OBJECTIVE:
Restate every line of the material, word for word.

DATA IN THIS EXERCISE:

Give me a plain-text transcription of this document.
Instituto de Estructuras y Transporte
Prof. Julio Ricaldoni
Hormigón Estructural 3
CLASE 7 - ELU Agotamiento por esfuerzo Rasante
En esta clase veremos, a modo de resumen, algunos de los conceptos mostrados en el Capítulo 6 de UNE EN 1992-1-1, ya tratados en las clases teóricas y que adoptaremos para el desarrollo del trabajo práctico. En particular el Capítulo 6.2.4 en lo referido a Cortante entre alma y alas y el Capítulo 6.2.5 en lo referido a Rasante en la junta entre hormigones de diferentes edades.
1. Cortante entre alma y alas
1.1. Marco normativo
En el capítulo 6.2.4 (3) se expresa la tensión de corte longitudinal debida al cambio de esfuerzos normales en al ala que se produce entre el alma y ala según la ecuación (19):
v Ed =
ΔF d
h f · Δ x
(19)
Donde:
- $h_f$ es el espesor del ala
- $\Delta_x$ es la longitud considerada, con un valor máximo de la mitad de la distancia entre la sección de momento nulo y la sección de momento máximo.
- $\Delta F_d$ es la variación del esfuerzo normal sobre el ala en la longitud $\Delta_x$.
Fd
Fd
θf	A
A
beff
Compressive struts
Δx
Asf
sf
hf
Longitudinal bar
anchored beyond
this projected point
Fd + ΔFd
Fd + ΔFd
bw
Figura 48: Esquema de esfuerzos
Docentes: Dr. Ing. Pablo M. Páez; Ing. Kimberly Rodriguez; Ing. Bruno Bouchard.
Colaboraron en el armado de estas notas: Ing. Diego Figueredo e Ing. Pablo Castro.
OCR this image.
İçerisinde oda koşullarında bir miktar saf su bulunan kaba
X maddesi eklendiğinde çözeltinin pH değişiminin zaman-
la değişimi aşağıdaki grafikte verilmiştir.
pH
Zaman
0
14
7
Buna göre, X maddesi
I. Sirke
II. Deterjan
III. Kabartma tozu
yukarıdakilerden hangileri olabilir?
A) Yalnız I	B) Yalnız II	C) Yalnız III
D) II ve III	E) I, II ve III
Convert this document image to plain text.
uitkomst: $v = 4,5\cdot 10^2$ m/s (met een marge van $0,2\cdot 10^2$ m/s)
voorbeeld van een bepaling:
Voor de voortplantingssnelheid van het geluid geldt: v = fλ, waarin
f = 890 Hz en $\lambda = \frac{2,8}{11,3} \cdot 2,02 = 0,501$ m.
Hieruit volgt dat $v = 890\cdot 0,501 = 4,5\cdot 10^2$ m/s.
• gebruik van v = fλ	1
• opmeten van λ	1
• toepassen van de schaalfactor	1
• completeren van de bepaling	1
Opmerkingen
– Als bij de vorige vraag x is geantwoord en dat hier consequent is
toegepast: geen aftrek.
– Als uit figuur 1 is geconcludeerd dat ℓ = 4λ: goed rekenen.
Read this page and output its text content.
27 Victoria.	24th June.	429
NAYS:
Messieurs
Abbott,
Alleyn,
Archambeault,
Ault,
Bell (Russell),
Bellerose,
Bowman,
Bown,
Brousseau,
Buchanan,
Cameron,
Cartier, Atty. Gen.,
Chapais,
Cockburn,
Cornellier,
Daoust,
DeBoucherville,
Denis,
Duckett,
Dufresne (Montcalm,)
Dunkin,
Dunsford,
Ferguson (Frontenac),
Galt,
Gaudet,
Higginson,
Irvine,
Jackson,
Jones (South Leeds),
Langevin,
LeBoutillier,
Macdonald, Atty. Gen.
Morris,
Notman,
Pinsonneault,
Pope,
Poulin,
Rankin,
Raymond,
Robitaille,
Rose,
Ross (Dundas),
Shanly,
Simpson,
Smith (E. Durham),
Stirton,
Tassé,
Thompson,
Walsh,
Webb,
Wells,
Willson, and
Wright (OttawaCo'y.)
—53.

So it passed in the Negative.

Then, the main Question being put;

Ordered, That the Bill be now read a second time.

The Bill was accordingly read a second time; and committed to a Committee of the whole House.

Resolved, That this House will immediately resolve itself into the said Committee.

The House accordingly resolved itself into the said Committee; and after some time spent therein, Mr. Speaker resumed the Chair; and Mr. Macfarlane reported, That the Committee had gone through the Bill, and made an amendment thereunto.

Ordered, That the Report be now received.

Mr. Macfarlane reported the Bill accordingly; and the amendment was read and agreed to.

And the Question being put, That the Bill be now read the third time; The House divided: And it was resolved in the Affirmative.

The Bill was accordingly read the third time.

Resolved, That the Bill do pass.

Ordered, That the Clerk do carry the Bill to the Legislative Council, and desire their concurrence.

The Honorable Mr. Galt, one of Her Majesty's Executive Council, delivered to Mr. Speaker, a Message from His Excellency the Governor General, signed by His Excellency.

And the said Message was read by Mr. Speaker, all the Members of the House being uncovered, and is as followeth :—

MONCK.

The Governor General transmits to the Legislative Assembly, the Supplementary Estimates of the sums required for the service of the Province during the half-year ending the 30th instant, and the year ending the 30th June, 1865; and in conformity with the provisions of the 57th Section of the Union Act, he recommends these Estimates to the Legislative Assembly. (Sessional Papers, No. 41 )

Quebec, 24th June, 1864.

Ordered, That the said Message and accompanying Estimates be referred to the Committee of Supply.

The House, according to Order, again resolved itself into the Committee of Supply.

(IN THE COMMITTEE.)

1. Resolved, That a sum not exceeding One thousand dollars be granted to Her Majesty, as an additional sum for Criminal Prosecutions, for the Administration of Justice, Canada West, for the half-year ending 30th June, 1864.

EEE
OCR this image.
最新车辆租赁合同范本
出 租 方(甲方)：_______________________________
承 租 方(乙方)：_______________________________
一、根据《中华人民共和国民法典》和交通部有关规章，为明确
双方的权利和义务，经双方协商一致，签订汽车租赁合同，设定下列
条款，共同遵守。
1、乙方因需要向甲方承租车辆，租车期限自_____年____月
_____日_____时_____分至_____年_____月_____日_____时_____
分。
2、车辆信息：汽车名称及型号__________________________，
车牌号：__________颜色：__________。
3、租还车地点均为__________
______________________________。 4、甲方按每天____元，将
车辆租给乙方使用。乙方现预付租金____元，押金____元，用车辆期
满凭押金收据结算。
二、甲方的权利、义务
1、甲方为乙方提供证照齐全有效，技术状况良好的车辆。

EXPECTED OUTPUT:
Give me a plain-text transcription of this document.
Instituto de Estructuras y Transporte
Prof. Julio Ricaldoni
Hormigón Estructural 3
CLASE 7 - ELU Agotamiento por esfuerzo Rasante
En esta clase veremos, a modo de resumen, algunos de los conceptos mostrados en el Capítulo 6 de UNE EN 1992-1-1, ya tratados en las clases teóricas y que adoptaremos para el desarrollo del trabajo práctico. En particular el Capítulo 6.2.4 en lo referido a Cortante entre alma y alas y el Capítulo 6.2.5 en lo referido a Rasante en la junta entre hormigones de diferentes edades.
1. Cortante entre alma y alas
1.1. Marco normativo
En el capítulo 6.2.4 (3) se expresa la tensión de corte longitudinal debida al cambio de esfuerzos normales en al ala que se produce entre el alma y ala según la ecuación (19):
v Ed =
ΔF d
h f · Δ x
(19)
Donde:
- $h_f$ es el espesor del ala
- $\Delta_x$ es la longitud considerada, con un valor máximo de la mitad de la distancia entre la sección de momento nulo y la sección de momento máximo.
- $\Delta F_d$ es la variación del esfuerzo normal sobre el ala en la longitud $\Delta_x$.
Fd
Fd
θf	A
A
beff
Compressive struts
Δx
Asf
sf
hf
Longitudinal bar
anchored beyond
this projected point
Fd + ΔFd
Fd + ΔFd
bw
Figura 48: Esquema de esfuerzos
Docentes: Dr. Ing. Pablo M. Páez; Ing. Kimberly Rodriguez; Ing. Bruno Bouchard.
Colaboraron en el armado de estas notas: Ing. Diego Figueredo e Ing. Pablo Castro.
OCR this image.
İçerisinde oda koşullarında bir miktar saf su bulunan kaba
X maddesi eklendiğinde çözeltinin pH değişiminin zaman-
la değişimi aşağıdaki grafikte verilmiştir.
pH
Zaman
0
14
7
Buna göre, X maddesi
I. Sirke
II. Deterjan
III. Kabartma tozu
yukarıdakilerden hangileri olabilir?
A) Yalnız I	B) Yalnız II	C) Yalnız III
D) II ve III	E) I, II ve III
Convert this document image to plain text.
uitkomst: $v = 4,5\cdot 10^2$ m/s (met een marge van $0,2\cdot 10^2$ m/s)
voorbeeld van een bepaling:
Voor de voortplantingssnelheid van het geluid geldt: v = fλ, waarin
f = 890 Hz en $\lambda = \frac{2,8}{11,3} \cdot 2,02 = 0,501$ m.
Hieruit volgt dat $v = 890\cdot 0,501 = 4,5\cdot 10^2$ m/s.
• gebruik van v = fλ	1
• opmeten van λ	1
• toepassen van de schaalfactor	1
• completeren van de bepaling	1
Opmerkingen
– Als bij de vorige vraag x is geantwoord en dat hier consequent is
toegepast: geen aftrek.
– Als uit figuur 1 is geconcludeerd dat ℓ = 4λ: goed rekenen.
Read this page and output its text content.
27 Victoria.	24th June.	429
NAYS:
Messieurs
Abbott,
Alleyn,
Archambeault,
Ault,
Bell (Russell),
Bellerose,
Bowman,
Bown,
Brousseau,
Buchanan,
Cameron,
Cartier, Atty. Gen.,
Chapais,
Cockburn,
Cornellier,
Daoust,
DeBoucherville,
Denis,
Duckett,
Dufresne (Montcalm,)
Dunkin,
Dunsford,
Ferguson (Frontenac),
Galt,
Gaudet,
Higginson,
Irvine,
Jackson,
Jones (South Leeds),
Langevin,
LeBoutillier,
Macdonald, Atty. Gen.
Morris,
Notman,
Pinsonneault,
Pope,
Poulin,
Rankin,
Raymond,
Robitaille,
Rose,
Ross (Dundas),
Shanly,
Simpson,
Smith (E. Durham),
Stirton,
Tassé,
Thompson,
Walsh,
Webb,
Wells,
Willson, and
Wright (OttawaCo'y.)
—53.

So it passed in the Negative.

Then, the main Question being put;

Ordered, That the Bill be now read a second time.

The Bill was accordingly read a second time; and committed to a Committee of the whole House.

Resolved, That this House will immediately resolve itself into the said Committee.

The House accordingly resolved itself into the said Committee; and after some time spent therein, Mr. Speaker resumed the Chair; and Mr. Macfarlane reported, That the Committee had gone through the Bill, and made an amendment thereunto.

Ordered, That the Report be now received.

Mr. Macfarlane reported the Bill accordingly; and the amendment was read and agreed to.

And the Question being put, That the Bill be now read the third time; The House divided: And it was resolved in the Affirmative.

The Bill was accordingly read the third time.

Resolved, That the Bill do pass.

Ordered, That the Clerk do carry the Bill to the Legislative Council, and desire their concurrence.

The Honorable Mr. Galt, one of Her Majesty's Executive Council, delivered to Mr. Speaker, a Message from His Excellency the Governor General, signed by His Excellency.

And the said Message was read by Mr. Speaker, all the Members of the House being uncovered, and is as followeth :—

MONCK.

The Governor General transmits to the Legislative Assembly, the Supplementary Estimates of the sums required for the service of the Province during the half-year ending the 30th instant, and the year ending the 30th June, 1865; and in conformity with the provisions of the 57th Section of the Union Act, he recommends these Estimates to the Legislative Assembly. (Sessional Papers, No. 41 )

Quebec, 24th June, 1864.

Ordered, That the said Message and accompanying Estimates be referred to the Committee of Supply.

The House, according to Order, again resolved itself into the Committee of Supply.

(IN THE COMMITTEE.)

1. Resolved, That a sum not exceeding One thousand dollars be granted to Her Majesty, as an additional sum for Criminal Prosecutions, for the Administration of Justice, Canada West, for the half-year ending 30th June, 1864.

EEE
OCR this image.
最新车辆租赁合同范本
出 租 方(甲方)：_______________________________
承 租 方(乙方)：_______________________________
一、根据《中华人民共和国民法典》和交通部有关规章，为明确
双方的权利和义务，经双方协商一致，签订汽车租赁合同，设定下列
条款，共同遵守。
1、乙方因需要向甲方承租车辆，租车期限自_____年____月
_____日_____时_____分至_____年_____月_____日_____时_____
分。
2、车辆信息：汽车名称及型号__________________________，
车牌号：__________颜色：__________。
3、租还车地点均为__________
______________________________。 4、甲方按每天____元，将
车辆租给乙方使用。乙方现预付租金____元，押金____元，用车辆期
满凭押金收据结算。
二、甲方的权利、义务
1、甲方为乙方提供证照齐全有效，技术状况良好的车辆。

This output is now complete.